Stated task. Find each line holding the word "label" and give the number of such lines, nothing else.

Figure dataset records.
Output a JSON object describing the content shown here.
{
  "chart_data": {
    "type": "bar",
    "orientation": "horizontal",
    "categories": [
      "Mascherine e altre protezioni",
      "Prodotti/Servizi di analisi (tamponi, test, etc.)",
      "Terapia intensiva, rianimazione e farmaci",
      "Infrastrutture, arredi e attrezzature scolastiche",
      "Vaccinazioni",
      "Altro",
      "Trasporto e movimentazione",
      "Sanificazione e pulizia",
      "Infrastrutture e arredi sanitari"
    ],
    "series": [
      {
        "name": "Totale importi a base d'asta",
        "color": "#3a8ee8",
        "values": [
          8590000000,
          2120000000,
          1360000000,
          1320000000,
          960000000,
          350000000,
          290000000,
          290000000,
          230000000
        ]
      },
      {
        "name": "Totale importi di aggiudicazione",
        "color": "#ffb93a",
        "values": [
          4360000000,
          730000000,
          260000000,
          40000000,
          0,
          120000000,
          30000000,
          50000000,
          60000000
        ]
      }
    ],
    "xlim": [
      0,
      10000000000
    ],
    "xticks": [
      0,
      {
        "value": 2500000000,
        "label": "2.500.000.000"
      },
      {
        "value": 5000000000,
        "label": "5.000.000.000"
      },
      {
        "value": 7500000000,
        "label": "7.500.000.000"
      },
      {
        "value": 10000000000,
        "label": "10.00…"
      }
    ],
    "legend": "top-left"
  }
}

Task response. 4